Directive — Copy out all lines of the records in which the word "name" appears.

Records for this task —

----------------

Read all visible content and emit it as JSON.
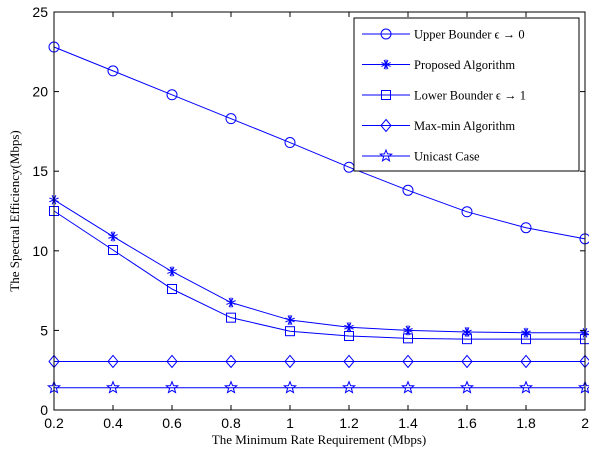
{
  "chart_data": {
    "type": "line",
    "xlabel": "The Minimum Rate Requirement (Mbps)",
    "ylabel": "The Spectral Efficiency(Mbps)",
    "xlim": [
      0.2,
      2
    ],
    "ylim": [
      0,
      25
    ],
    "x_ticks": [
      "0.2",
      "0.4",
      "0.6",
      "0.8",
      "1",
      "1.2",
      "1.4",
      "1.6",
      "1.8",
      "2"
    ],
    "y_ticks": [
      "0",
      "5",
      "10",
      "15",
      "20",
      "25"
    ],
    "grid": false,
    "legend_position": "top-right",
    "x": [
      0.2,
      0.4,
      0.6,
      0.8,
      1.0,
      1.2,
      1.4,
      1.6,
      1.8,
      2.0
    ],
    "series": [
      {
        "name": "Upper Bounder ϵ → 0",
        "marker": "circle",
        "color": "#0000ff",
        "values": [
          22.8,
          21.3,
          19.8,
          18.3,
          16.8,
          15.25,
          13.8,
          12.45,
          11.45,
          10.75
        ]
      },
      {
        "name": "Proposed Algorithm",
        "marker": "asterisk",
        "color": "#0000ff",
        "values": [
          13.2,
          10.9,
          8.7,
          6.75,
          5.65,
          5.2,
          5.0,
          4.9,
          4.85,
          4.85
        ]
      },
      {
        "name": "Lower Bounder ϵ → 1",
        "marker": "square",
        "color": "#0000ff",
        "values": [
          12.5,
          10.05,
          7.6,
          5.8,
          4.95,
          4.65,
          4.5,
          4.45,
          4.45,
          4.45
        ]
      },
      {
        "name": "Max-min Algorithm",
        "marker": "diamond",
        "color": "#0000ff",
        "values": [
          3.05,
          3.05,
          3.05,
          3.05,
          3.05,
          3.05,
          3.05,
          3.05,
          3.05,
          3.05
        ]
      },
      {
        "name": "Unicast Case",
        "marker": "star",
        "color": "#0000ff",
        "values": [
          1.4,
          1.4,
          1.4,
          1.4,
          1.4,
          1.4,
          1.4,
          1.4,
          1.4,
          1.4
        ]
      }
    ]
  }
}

----------------

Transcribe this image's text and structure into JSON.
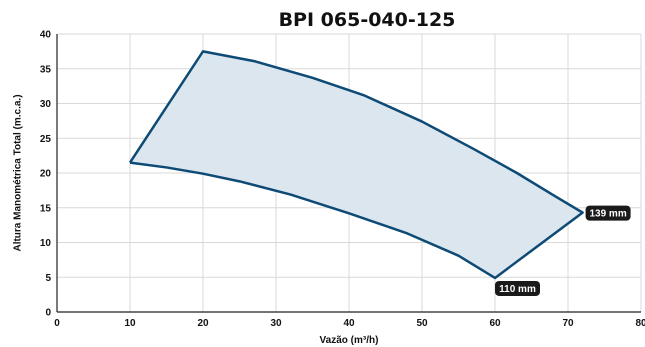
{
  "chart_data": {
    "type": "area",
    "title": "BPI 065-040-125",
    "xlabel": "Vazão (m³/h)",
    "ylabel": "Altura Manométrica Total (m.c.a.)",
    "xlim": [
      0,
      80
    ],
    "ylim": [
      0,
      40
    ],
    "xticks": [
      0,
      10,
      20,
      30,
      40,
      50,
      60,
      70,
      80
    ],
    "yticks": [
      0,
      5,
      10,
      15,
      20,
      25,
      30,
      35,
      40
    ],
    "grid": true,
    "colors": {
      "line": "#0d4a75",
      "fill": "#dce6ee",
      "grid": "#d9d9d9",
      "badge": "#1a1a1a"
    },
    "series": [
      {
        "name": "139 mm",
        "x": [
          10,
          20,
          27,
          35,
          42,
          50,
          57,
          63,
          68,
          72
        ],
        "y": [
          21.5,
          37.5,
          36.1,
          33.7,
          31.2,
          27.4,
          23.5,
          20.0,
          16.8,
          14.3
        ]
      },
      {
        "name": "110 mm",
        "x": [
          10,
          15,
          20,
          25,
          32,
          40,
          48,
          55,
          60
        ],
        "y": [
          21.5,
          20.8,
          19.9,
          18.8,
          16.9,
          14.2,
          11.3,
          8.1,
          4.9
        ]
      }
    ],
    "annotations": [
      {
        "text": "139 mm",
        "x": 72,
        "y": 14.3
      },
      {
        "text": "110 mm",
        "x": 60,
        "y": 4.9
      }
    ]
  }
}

----------------

Expected answer —
        "name": "Upper Bounder ϵ → 0",
        "name": "Proposed Algorithm",
        "name": "Lower Bounder ϵ → 1",
        "name": "Max-min Algorithm",
        "name": "Unicast Case",
        "name": "139 mm",
        "name": "110 mm",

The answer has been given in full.